> _AIM OF THE EXERCISE_: Images should be left out, and everything else in the listing reproduced exactly.

[Saved entries]

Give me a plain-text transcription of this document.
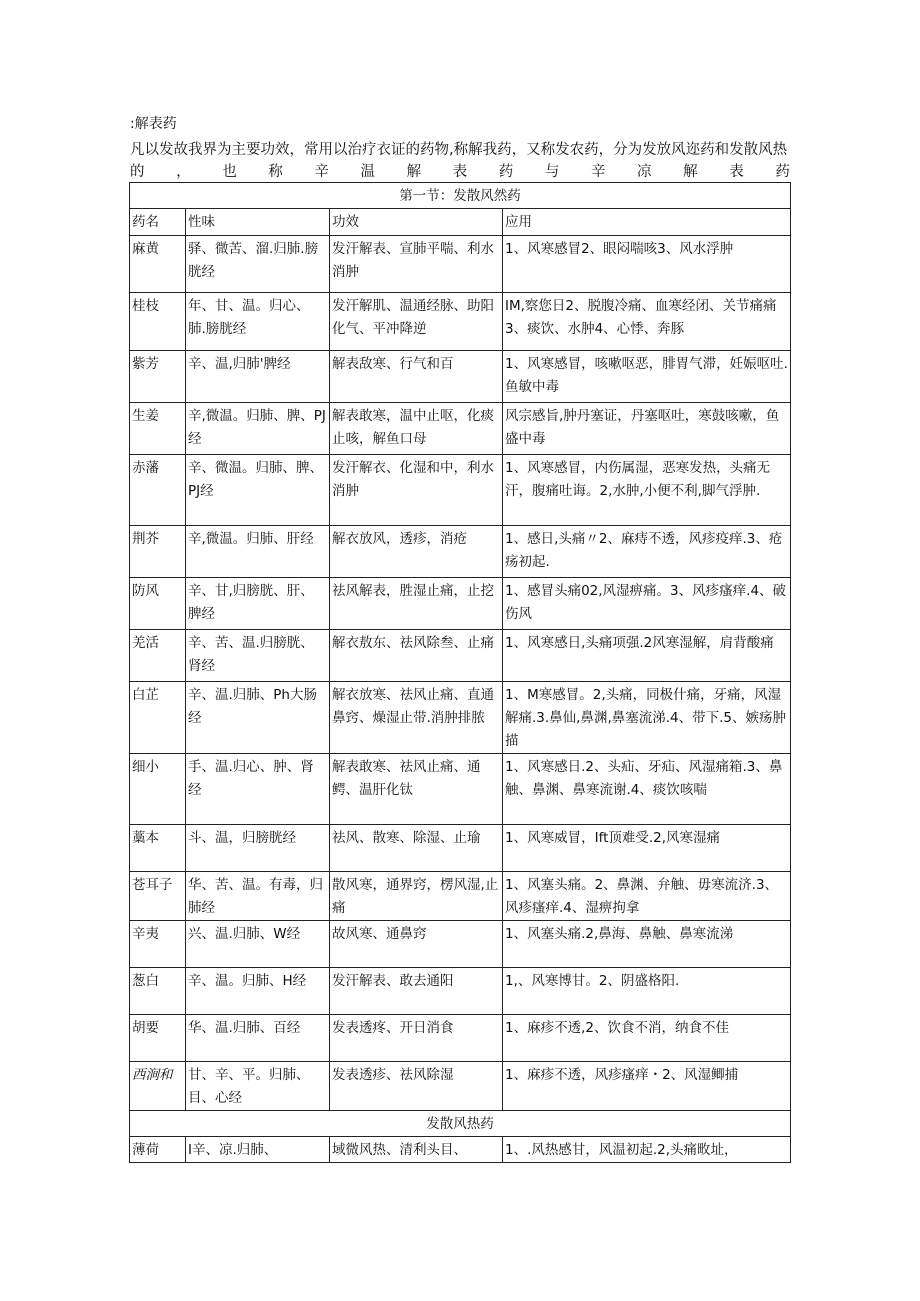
:解表药
凡以发故我界为主要功效，常用以治疗衣证的药物,称解我药，又称发农药，分为发放风迩药和发散风热
的 ， 也 称 辛 温 解 表 药 与 辛 凉 解 表 药
第一节：发散风然药			
药名	性味	功效	应用
麻黄	驿、微苦、溜.归肺.膀胱经	发汗解表、宣肺平喘、利水消肿	1、风寒感冒2、眼闷喘咳3、风水浮肿
桂枝	年、甘、温。归心、肺.膀胱经	发汗解肌、温通经脉、助阳化气、平冲降逆	IM,察您日2、脱腹冷痛、血寒经闭、关节痛痛3、痰饮、水肿4、心悸、奔豚
紫芳	辛、温,归肺'脾经	解表敌寒、行气和百	1、风寒感冒，咳嗽呕恶，腓胃气滞，妊娠呕吐.鱼敏中毒
生姜	辛,微温。归肺、脾、PJ经	解表敢寒，温中止呕，化痰止咳，解鱼口母	风宗感旨,肿丹塞证，丹塞呕吐，寒鼓咳嗽，鱼盛中毒
赤藩	辛、微温。归肺、脾、PJ经	发汗解衣、化湿和中，利水消肿	1、风寒感冒，内伤属湿，恶寒发热，头痛无汗，腹痛吐诲。2,水肿,小便不利,脚气浮肿.
荆芥	辛,微温。归肺、肝经	解衣放风，透疹，消疮	1、感日,头痛〃2、麻痔不透，风疹疫痒.3、疮疡初起.
防风	辛、甘,归膀胱、肝、脾经	祛风解表，胜湿止痛，止挖	1、感冒头痛02,风湿痹痛。3、风疹瘙痒.4、破伤风
羌活	辛、苦、温.归膀胱、肾经	解衣敖东、祛风除叁、止痛	1、风寒感日,头痛项强.2风寒湿解，肩背酸痛
白芷	辛、温.归肺、Ph大肠经	解衣放寒、祛风止痛、直通鼻窍、燥湿止带.消肿排脓	1、M寒感冒。2,头痛，同极什痛，牙痛，风湿解痛.3.鼻仙,鼻渊,鼻塞流涕.4、带下.5、嫉疡肿描
细小	手、温.归心、肿、肾经	解表敢寒、祛风止痛、通鳄、温肝化钛	1、风寒感日.2、头疝、牙疝、风湿痛箱.3、鼻触、鼻渊、鼻寒流谢.4、痰饮咳喘
藁本	斗、温，归膀胱经	祛风、散寒、除湿、止瑜	1、风寒威冒，Ift顶难受.2,风寒湿痛
苍耳子	华、苦、温。有毒，归肺经	散风寒，通界窍，楞风湿,止痛	1、风塞头痛。2、鼻渊、弁触、毋寒流济.3、风疹瘙痒.4、湿痹拘拿
辛夷	兴、温.归肺、W经	故风寒、通鼻窍	1、风塞头痛.2,鼻海、鼻触、鼻寒流涕
葱白	辛、温。归肺、H经	发汗解表、敢去通阳	1,、风寒博甘。2、阴盛格阳.
胡要	华、温.归肺、百经	发表透疼、开日消食	1、麻疹不透,2、饮食不消，纳食不佳
西涧和	甘、辛、平。归肺、目、心经	发表透疹、祛风除湿	1、麻疹不透，风疹瘙痒・2、风湿鲫捕
发散风热药			
薄荷	I辛、凉.归肺、	域微风热、清利头目、	1、.风热感甘，风温初起.2,头痛畋址，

> _FULL ANSWER_:
Give me a plain-text transcription of this document.
:解表药
凡以发故我界为主要功效，常用以治疗衣证的药物,称解我药，又称发农药，分为发放风迩药和发散风热
的 ， 也 称 辛 温 解 表 药 与 辛 凉 解 表 药
第一节：发散风然药			
药名	性味	功效	应用
麻黄	驿、微苦、溜.归肺.膀胱经	发汗解表、宣肺平喘、利水消肿	1、风寒感冒2、眼闷喘咳3、风水浮肿
桂枝	年、甘、温。归心、肺.膀胱经	发汗解肌、温通经脉、助阳化气、平冲降逆	IM,察您日2、脱腹冷痛、血寒经闭、关节痛痛3、痰饮、水肿4、心悸、奔豚
紫芳	辛、温,归肺'脾经	解表敌寒、行气和百	1、风寒感冒，咳嗽呕恶，腓胃气滞，妊娠呕吐.鱼敏中毒
生姜	辛,微温。归肺、脾、PJ经	解表敢寒，温中止呕，化痰止咳，解鱼口母	风宗感旨,肿丹塞证，丹塞呕吐，寒鼓咳嗽，鱼盛中毒
赤藩	辛、微温。归肺、脾、PJ经	发汗解衣、化湿和中，利水消肿	1、风寒感冒，内伤属湿，恶寒发热，头痛无汗，腹痛吐诲。2,水肿,小便不利,脚气浮肿.
荆芥	辛,微温。归肺、肝经	解衣放风，透疹，消疮	1、感日,头痛〃2、麻痔不透，风疹疫痒.3、疮疡初起.
防风	辛、甘,归膀胱、肝、脾经	祛风解表，胜湿止痛，止挖	1、感冒头痛02,风湿痹痛。3、风疹瘙痒.4、破伤风
羌活	辛、苦、温.归膀胱、肾经	解衣敖东、祛风除叁、止痛	1、风寒感日,头痛项强.2风寒湿解，肩背酸痛
白芷	辛、温.归肺、Ph大肠经	解衣放寒、祛风止痛、直通鼻窍、燥湿止带.消肿排脓	1、M寒感冒。2,头痛，同极什痛，牙痛，风湿解痛.3.鼻仙,鼻渊,鼻塞流涕.4、带下.5、嫉疡肿描
细小	手、温.归心、肿、肾经	解表敢寒、祛风止痛、通鳄、温肝化钛	1、风寒感日.2、头疝、牙疝、风湿痛箱.3、鼻触、鼻渊、鼻寒流谢.4、痰饮咳喘
藁本	斗、温，归膀胱经	祛风、散寒、除湿、止瑜	1、风寒威冒，Ift顶难受.2,风寒湿痛
苍耳子	华、苦、温。有毒，归肺经	散风寒，通界窍，楞风湿,止痛	1、风塞头痛。2、鼻渊、弁触、毋寒流济.3、风疹瘙痒.4、湿痹拘拿
辛夷	兴、温.归肺、W经	故风寒、通鼻窍	1、风塞头痛.2,鼻海、鼻触、鼻寒流涕
葱白	辛、温。归肺、H经	发汗解表、敢去通阳	1,、风寒博甘。2、阴盛格阳.
胡要	华、温.归肺、百经	发表透疼、开日消食	1、麻疹不透,2、饮食不消，纳食不佳
西涧和	甘、辛、平。归肺、目、心经	发表透疹、祛风除湿	1、麻疹不透，风疹瘙痒・2、风湿鲫捕
发散风热药			
薄荷	I辛、凉.归肺、	域微风热、清利头目、	1、.风热感甘，风温初起.2,头痛畋址，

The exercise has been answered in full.